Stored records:
────────────────────

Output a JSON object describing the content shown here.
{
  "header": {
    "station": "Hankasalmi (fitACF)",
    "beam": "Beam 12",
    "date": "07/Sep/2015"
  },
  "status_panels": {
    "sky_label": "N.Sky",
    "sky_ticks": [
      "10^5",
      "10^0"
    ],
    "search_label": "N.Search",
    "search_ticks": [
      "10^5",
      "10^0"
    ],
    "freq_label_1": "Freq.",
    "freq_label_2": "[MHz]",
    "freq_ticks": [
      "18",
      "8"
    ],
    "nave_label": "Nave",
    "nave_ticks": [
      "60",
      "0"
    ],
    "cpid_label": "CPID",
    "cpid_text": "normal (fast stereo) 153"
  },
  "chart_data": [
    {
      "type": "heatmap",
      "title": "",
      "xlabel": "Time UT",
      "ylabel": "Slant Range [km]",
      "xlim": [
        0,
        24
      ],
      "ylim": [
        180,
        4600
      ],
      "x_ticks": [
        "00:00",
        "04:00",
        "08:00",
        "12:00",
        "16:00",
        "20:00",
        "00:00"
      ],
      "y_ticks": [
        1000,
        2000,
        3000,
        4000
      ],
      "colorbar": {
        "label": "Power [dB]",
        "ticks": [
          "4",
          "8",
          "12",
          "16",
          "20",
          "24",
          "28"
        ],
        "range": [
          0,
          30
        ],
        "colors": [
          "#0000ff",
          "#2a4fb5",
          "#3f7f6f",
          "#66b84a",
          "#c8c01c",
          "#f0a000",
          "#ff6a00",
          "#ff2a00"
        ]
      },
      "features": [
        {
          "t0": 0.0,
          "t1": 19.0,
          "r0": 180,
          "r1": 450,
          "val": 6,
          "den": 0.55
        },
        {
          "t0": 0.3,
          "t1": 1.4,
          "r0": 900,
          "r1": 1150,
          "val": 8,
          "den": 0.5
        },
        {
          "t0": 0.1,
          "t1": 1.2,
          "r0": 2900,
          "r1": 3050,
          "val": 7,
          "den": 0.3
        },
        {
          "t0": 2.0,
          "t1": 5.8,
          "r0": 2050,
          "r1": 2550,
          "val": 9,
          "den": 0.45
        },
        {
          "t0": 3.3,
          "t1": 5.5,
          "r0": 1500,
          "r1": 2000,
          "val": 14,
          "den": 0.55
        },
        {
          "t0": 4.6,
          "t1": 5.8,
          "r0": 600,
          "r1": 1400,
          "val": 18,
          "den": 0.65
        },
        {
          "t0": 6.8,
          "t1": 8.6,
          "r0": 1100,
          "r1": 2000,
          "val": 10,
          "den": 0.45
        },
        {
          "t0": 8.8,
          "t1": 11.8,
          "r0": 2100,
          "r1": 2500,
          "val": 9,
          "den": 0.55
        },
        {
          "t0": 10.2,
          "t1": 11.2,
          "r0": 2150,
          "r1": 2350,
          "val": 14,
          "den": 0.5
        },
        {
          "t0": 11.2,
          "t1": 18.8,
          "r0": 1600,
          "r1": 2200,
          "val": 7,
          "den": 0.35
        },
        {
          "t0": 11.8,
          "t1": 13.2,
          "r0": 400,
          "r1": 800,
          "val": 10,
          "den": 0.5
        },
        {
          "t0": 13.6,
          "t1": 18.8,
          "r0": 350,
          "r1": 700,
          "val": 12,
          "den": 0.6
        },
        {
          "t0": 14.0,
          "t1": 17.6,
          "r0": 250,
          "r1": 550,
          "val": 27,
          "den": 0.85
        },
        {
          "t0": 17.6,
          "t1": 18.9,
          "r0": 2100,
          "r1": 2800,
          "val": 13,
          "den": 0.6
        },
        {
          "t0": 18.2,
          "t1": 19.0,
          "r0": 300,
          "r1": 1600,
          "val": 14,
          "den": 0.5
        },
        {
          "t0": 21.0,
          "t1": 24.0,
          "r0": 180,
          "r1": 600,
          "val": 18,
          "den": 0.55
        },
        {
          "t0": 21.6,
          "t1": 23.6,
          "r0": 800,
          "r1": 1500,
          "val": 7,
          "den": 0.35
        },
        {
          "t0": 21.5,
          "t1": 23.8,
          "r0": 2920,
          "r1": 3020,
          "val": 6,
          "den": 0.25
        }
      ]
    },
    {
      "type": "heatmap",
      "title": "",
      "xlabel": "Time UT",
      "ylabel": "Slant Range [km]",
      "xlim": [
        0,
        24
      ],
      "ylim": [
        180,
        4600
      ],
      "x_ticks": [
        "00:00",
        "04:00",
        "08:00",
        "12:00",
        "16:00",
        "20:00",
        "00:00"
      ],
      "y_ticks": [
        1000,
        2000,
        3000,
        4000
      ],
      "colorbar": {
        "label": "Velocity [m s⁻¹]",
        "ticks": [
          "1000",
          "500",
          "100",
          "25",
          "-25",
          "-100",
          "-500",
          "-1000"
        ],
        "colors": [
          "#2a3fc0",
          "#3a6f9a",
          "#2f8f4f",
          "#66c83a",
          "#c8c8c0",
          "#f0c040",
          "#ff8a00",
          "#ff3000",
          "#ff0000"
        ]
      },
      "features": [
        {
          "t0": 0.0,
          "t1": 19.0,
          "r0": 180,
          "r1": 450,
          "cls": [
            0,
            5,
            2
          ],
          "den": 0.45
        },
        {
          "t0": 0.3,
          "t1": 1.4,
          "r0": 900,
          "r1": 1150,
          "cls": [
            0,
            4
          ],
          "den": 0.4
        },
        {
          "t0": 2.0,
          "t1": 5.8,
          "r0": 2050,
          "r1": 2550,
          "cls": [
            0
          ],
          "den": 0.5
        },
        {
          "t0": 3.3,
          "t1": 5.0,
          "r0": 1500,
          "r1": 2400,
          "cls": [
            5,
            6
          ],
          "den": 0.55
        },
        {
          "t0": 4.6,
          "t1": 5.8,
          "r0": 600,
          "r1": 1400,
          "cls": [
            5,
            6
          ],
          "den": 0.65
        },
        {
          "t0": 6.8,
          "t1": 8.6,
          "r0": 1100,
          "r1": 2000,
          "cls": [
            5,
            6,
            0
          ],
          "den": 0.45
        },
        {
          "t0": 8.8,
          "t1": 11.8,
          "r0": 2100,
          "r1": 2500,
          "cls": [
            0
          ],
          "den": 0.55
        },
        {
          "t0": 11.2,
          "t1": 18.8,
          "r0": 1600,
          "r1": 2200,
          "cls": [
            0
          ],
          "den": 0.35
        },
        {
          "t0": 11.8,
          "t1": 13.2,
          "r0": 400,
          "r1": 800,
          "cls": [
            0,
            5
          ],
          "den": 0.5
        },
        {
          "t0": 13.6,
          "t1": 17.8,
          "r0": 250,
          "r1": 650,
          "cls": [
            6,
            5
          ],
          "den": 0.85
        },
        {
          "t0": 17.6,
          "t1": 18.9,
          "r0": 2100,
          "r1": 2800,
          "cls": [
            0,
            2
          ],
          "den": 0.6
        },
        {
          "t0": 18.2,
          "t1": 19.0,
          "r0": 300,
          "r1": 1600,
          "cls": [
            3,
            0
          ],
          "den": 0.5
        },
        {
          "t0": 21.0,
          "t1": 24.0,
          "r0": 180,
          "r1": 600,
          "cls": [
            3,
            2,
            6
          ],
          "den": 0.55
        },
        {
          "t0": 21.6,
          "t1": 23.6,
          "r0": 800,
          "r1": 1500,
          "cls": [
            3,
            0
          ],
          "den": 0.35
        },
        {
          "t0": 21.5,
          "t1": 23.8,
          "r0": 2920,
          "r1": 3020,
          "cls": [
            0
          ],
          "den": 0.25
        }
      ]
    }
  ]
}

────────────────────

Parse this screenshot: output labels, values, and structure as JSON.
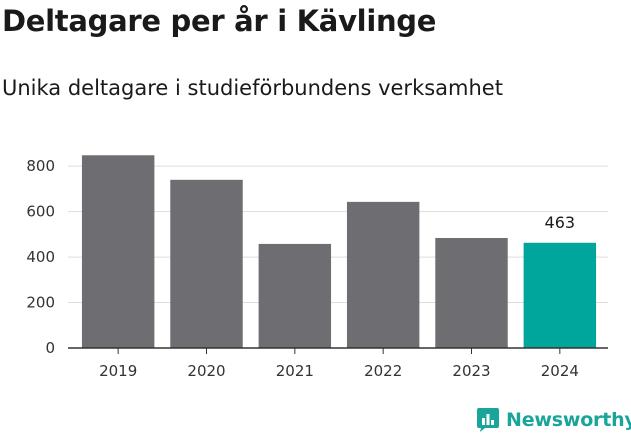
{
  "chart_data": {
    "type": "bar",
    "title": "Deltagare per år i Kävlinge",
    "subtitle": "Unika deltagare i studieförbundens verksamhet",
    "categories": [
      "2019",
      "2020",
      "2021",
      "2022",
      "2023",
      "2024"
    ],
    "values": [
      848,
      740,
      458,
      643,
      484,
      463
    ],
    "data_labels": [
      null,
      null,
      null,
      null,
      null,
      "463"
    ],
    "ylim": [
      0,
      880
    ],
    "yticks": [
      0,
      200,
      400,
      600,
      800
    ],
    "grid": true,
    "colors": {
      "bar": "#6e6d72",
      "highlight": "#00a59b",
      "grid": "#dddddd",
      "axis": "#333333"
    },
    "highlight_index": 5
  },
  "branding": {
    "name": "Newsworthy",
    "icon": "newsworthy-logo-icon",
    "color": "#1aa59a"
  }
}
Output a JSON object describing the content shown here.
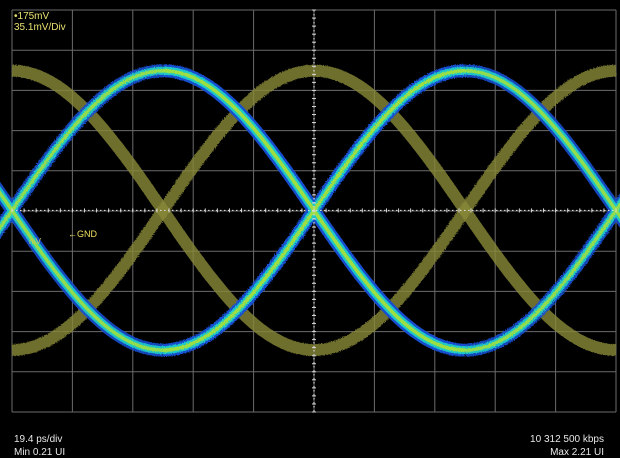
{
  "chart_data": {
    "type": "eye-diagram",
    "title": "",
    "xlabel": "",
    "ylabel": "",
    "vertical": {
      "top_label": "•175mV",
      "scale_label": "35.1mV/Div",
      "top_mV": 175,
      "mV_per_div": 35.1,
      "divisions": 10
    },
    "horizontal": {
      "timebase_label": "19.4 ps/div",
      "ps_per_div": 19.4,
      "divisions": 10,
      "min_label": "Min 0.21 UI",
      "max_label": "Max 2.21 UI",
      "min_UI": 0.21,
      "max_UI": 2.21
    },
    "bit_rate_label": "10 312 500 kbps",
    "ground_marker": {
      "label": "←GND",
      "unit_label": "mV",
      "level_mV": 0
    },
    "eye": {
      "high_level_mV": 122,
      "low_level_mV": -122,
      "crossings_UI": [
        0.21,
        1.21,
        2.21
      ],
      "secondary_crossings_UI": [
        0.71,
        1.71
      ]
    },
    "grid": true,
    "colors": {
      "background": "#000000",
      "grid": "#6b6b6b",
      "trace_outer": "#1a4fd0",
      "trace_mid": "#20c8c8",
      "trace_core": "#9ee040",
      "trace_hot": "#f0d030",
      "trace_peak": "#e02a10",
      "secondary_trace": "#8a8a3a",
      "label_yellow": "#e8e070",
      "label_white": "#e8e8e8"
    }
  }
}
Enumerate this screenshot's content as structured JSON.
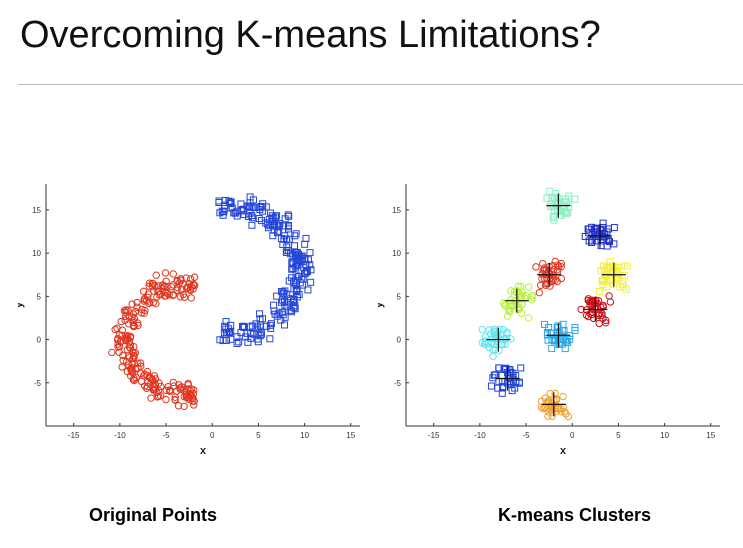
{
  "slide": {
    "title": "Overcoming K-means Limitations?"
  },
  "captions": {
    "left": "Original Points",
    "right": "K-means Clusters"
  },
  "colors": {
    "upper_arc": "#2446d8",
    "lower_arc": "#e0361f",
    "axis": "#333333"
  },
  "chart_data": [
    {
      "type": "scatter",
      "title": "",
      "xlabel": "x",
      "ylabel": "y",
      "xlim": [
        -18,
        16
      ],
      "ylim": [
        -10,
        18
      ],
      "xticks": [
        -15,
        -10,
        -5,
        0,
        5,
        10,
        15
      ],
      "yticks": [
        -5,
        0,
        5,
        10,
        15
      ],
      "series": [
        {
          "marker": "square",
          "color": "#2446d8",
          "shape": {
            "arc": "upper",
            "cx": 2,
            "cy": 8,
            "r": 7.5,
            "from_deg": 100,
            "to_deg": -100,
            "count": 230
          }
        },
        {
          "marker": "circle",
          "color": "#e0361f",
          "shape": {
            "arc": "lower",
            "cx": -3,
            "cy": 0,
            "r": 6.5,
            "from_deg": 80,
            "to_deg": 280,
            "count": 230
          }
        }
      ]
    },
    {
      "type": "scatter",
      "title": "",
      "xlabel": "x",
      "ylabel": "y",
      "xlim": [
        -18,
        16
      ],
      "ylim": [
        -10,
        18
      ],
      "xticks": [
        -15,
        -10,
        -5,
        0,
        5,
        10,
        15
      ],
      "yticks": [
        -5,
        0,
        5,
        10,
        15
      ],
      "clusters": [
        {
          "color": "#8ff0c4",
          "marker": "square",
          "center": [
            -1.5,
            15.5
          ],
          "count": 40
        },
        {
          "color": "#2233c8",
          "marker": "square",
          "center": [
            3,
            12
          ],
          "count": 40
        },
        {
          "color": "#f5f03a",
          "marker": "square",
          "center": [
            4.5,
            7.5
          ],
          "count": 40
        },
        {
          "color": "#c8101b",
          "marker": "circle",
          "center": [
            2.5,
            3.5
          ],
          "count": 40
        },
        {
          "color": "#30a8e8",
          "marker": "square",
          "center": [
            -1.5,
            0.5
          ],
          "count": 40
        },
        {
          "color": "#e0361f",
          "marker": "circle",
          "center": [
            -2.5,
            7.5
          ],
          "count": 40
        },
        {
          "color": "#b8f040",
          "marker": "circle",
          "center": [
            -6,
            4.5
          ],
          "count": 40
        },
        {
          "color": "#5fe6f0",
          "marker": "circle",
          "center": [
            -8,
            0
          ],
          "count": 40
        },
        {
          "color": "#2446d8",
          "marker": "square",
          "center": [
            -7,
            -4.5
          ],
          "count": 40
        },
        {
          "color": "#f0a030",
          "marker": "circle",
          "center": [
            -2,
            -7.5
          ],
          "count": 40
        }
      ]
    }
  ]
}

────────────────────

PROBLEM TO SOLVE: Copy out each line of the listing that holds "grid".

RESPONSE TO THE TASK:
    "grid": true,
      "grid": "#dddddd",
    "grid": true,
      "grid": "#6b6b6b",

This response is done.